■ DIRECTIVE:
Print every line of the listing exactly, please.

>> start

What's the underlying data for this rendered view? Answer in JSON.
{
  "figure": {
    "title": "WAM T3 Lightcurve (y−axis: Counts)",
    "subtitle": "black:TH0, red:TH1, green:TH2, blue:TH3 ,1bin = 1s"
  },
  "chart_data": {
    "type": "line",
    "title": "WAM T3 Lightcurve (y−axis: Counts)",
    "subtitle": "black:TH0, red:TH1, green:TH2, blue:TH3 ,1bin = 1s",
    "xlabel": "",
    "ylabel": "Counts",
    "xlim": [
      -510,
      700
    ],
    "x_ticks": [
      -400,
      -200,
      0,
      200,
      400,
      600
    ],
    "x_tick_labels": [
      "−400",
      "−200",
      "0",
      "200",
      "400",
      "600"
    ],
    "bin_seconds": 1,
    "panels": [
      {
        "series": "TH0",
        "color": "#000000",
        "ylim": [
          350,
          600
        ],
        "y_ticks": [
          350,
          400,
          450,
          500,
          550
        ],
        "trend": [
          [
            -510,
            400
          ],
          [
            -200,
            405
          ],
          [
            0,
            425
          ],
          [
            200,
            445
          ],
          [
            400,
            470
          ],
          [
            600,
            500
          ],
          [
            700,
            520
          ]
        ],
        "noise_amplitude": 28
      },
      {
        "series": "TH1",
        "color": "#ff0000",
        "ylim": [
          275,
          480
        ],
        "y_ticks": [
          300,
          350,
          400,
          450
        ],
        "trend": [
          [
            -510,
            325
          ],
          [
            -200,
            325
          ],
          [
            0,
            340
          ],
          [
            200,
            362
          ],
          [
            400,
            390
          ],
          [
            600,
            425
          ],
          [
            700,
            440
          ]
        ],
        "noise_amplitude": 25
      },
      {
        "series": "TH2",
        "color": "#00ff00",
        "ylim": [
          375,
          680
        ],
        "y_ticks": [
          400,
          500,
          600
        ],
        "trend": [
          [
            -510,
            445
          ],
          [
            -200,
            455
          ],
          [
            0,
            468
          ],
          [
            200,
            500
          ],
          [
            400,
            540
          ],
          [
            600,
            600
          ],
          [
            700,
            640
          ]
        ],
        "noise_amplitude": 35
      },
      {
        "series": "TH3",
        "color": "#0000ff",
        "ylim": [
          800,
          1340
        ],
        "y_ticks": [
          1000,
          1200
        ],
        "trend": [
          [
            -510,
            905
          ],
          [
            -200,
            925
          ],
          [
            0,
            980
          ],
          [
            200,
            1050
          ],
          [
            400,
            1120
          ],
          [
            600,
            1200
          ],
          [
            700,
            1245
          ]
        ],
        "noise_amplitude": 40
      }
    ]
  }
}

>> end

■ RESULT FOR THIS EXERCISE:
What's the underlying data for this rendered view? Answer in JSON.
{
  "figure": {
    "title": "WAM T3 Lightcurve (y−axis: Counts)",
    "subtitle": "black:TH0, red:TH1, green:TH2, blue:TH3 ,1bin = 1s"
  },
  "chart_data": {
    "type": "line",
    "title": "WAM T3 Lightcurve (y−axis: Counts)",
    "subtitle": "black:TH0, red:TH1, green:TH2, blue:TH3 ,1bin = 1s",
    "xlabel": "",
    "ylabel": "Counts",
    "xlim": [
      -510,
      700
    ],
    "x_ticks": [
      -400,
      -200,
      0,
      200,
      400,
      600
    ],
    "x_tick_labels": [
      "−400",
      "−200",
      "0",
      "200",
      "400",
      "600"
    ],
    "bin_seconds": 1,
    "panels": [
      {
        "series": "TH0",
        "color": "#000000",
        "ylim": [
          350,
          600
        ],
        "y_ticks": [
          350,
          400,
          450,
          500,
          550
        ],
        "trend": [
          [
            -510,
            400
          ],
          [
            -200,
            405
          ],
          [
            0,
            425
          ],
          [
            200,
            445
          ],
          [
            400,
            470
          ],
          [
            600,
            500
          ],
          [
            700,
            520
          ]
        ],
        "noise_amplitude": 28
      },
      {
        "series": "TH1",
        "color": "#ff0000",
        "ylim": [
          275,
          480
        ],
        "y_ticks": [
          300,
          350,
          400,
          450
        ],
        "trend": [
          [
            -510,
            325
          ],
          [
            -200,
            325
          ],
          [
            0,
            340
          ],
          [
            200,
            362
          ],
          [
            400,
            390
          ],
          [
            600,
            425
          ],
          [
            700,
            440
          ]
        ],
        "noise_amplitude": 25
      },
      {
        "series": "TH2",
        "color": "#00ff00",
        "ylim": [
          375,
          680
        ],
        "y_ticks": [
          400,
          500,
          600
        ],
        "trend": [
          [
            -510,
            445
          ],
          [
            -200,
            455
          ],
          [
            0,
            468
          ],
          [
            200,
            500
          ],
          [
            400,
            540
          ],
          [
            600,
            600
          ],
          [
            700,
            640
          ]
        ],
        "noise_amplitude": 35
      },
      {
        "series": "TH3",
        "color": "#0000ff",
        "ylim": [
          800,
          1340
        ],
        "y_ticks": [
          1000,
          1200
        ],
        "trend": [
          [
            -510,
            905
          ],
          [
            -200,
            925
          ],
          [
            0,
            980
          ],
          [
            200,
            1050
          ],
          [
            400,
            1120
          ],
          [
            600,
            1200
          ],
          [
            700,
            1245
          ]
        ],
        "noise_amplitude": 40
      }
    ]
  }
}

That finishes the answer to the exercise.